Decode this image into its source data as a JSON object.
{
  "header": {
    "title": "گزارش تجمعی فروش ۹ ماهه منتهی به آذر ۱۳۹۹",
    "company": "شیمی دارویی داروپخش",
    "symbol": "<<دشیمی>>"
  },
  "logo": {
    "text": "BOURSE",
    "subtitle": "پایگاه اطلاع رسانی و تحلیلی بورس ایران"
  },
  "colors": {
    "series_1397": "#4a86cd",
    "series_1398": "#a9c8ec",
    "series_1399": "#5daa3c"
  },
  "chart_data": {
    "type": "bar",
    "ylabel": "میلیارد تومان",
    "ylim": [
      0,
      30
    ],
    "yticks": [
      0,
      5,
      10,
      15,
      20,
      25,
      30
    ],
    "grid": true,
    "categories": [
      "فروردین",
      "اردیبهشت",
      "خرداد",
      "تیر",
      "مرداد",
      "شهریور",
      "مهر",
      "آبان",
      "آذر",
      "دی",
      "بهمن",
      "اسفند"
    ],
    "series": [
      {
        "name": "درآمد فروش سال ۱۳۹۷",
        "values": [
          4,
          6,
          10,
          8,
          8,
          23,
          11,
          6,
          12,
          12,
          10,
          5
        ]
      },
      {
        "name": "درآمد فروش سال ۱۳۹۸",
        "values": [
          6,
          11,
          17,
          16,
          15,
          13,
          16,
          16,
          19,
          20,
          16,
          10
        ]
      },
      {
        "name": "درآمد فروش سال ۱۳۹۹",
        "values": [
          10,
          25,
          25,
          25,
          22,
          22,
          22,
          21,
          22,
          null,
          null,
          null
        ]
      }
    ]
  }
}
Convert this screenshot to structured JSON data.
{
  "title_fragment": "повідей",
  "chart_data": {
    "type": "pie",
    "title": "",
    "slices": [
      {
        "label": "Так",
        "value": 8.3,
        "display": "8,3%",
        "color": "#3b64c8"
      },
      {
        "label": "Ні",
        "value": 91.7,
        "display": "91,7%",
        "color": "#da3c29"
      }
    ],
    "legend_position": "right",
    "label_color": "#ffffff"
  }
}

**What is expected**
Look through the records and gather each line with the word "this".

**Final result**
Decode this image into its source data as a JSON object.
Convert this screenshot to structured JSON data.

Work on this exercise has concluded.